Task brief =
Only the lines holding the string "Pacific" are needed. Copy each one.

Material to process =
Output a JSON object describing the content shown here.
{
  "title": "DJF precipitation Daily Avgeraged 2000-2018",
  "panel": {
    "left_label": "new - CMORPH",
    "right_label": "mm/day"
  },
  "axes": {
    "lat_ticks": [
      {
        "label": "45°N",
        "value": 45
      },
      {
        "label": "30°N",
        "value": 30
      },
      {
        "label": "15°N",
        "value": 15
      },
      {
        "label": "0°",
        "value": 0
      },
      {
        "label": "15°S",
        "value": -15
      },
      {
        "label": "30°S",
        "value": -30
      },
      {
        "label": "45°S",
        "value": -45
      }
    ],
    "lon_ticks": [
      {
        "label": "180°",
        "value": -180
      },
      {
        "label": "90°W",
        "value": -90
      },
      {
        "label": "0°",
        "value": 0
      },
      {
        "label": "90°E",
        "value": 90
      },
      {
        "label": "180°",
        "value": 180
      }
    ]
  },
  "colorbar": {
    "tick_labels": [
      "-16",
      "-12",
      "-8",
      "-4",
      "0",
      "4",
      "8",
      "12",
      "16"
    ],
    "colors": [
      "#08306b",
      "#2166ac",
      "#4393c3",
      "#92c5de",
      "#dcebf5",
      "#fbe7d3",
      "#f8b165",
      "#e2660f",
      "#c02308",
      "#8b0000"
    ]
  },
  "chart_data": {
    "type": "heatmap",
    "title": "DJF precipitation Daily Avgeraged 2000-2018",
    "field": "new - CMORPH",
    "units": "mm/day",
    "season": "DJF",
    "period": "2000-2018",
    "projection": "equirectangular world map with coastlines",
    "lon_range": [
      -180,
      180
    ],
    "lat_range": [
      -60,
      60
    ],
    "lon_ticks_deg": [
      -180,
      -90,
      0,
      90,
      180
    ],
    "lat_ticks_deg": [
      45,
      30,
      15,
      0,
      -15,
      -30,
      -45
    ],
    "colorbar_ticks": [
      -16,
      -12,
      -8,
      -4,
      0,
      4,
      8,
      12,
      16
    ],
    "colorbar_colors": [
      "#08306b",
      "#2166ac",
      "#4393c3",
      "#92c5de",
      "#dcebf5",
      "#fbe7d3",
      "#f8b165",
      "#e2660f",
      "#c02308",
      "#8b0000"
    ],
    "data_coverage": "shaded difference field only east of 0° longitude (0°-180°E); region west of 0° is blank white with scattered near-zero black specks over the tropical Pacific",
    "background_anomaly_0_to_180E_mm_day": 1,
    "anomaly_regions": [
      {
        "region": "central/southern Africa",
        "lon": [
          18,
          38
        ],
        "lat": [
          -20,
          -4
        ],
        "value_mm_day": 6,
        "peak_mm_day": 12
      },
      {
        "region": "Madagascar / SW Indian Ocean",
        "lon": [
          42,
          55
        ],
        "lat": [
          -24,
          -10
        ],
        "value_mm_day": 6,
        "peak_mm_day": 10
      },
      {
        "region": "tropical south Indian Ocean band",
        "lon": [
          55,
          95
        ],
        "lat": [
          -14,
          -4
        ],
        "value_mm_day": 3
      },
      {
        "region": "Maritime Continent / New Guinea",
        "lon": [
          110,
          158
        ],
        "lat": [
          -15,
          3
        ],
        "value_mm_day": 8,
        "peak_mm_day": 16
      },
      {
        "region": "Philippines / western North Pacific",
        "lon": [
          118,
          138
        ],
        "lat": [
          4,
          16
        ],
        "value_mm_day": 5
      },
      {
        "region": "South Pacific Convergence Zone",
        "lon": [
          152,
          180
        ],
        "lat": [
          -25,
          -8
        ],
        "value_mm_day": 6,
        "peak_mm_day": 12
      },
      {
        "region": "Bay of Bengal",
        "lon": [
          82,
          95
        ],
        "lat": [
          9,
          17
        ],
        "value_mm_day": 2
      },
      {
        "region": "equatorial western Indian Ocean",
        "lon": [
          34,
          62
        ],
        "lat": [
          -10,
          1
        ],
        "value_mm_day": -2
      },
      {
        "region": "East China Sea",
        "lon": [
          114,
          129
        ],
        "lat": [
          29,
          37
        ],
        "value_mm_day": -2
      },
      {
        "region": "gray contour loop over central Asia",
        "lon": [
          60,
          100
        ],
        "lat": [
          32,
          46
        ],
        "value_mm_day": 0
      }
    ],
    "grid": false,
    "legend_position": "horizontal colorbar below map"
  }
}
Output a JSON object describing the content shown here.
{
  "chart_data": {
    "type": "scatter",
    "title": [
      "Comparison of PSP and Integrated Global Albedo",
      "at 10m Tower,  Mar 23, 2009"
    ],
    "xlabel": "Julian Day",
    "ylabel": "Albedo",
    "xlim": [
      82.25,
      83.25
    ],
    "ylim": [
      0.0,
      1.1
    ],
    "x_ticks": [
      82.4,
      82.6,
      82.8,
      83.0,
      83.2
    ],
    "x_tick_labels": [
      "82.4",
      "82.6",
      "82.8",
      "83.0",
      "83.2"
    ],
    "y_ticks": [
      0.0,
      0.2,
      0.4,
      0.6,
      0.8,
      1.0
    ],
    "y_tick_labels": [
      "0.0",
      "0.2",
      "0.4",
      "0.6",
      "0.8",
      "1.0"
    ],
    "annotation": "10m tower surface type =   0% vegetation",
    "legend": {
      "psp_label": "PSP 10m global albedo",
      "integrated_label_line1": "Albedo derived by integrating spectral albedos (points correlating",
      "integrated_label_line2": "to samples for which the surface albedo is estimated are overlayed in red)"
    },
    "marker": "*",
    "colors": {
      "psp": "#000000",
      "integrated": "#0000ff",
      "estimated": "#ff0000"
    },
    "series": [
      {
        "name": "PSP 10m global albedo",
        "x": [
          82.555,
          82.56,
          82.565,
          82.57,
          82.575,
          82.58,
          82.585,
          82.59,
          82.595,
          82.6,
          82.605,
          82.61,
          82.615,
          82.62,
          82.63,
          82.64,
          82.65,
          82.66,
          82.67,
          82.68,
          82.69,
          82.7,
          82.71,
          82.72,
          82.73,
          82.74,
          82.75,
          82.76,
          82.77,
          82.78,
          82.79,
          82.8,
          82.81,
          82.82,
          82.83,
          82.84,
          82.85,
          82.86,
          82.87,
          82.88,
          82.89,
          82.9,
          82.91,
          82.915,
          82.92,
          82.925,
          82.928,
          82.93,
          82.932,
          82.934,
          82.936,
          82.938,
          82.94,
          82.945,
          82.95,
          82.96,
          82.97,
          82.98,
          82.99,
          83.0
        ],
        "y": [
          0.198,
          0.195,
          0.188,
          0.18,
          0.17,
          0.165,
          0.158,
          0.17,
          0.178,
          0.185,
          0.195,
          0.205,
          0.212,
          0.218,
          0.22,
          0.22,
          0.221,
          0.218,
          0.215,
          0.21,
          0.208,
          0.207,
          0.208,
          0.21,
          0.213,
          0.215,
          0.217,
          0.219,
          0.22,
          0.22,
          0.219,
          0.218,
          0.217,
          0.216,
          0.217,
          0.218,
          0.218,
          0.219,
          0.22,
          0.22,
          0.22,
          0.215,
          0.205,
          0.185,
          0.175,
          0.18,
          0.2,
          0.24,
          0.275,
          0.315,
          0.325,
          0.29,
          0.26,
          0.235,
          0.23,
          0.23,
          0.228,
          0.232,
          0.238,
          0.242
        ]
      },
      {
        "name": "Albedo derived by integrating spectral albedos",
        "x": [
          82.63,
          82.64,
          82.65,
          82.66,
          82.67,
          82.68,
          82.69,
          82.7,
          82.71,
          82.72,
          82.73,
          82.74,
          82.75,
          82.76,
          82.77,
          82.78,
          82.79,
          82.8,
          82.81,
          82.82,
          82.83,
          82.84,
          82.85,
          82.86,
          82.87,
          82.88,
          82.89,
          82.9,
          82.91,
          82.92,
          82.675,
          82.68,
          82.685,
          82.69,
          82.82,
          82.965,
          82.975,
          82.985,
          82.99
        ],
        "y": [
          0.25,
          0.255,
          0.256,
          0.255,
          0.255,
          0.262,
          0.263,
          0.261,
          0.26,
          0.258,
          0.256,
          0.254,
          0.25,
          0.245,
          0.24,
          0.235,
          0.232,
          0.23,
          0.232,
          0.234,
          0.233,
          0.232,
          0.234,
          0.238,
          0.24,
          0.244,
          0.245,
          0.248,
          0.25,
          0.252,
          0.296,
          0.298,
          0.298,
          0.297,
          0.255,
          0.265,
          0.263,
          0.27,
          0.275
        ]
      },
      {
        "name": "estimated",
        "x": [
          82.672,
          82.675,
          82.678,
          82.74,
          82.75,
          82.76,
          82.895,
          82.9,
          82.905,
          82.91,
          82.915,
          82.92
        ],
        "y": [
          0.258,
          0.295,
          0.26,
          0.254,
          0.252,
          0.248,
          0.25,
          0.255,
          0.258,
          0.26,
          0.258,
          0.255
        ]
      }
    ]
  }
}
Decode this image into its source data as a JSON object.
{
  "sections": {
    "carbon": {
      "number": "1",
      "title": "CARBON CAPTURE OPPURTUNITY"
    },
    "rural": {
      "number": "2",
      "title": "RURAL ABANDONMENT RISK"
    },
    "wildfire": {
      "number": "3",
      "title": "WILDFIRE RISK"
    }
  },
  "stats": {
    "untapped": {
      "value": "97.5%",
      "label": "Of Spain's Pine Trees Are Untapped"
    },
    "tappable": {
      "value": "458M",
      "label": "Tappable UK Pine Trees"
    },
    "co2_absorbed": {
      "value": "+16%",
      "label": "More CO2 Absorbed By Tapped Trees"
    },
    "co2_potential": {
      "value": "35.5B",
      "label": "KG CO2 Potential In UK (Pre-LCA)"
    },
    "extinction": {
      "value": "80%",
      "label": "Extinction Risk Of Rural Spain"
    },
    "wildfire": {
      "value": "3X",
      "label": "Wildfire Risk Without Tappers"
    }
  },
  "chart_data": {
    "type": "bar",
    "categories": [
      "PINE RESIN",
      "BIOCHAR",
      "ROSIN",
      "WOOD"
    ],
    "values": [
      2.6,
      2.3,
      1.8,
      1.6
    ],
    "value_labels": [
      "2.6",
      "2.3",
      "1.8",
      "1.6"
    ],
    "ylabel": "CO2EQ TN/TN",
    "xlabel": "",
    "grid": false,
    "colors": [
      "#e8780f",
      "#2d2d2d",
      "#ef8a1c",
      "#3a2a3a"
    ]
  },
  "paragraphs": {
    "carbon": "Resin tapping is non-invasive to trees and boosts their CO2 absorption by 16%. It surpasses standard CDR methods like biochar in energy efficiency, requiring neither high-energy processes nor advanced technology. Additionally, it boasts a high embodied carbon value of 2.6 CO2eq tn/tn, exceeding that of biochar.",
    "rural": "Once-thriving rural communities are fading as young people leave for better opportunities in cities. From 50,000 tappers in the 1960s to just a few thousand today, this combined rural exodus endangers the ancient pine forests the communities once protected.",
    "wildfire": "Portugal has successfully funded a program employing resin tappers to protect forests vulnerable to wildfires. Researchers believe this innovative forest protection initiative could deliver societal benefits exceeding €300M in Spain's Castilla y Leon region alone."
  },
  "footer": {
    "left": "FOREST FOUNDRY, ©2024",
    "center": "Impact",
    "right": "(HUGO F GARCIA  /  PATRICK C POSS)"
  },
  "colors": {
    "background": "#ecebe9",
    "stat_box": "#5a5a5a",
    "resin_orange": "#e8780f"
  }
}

Solved problem =
    "data_coverage": "shaded difference field only east of 0° longitude (0°-180°E); region west of 0° is blank white with scattered near-zero black specks over the tropical Pacific",
        "region": "Philippines / western North Pacific",
        "region": "South Pacific Convergence Zone",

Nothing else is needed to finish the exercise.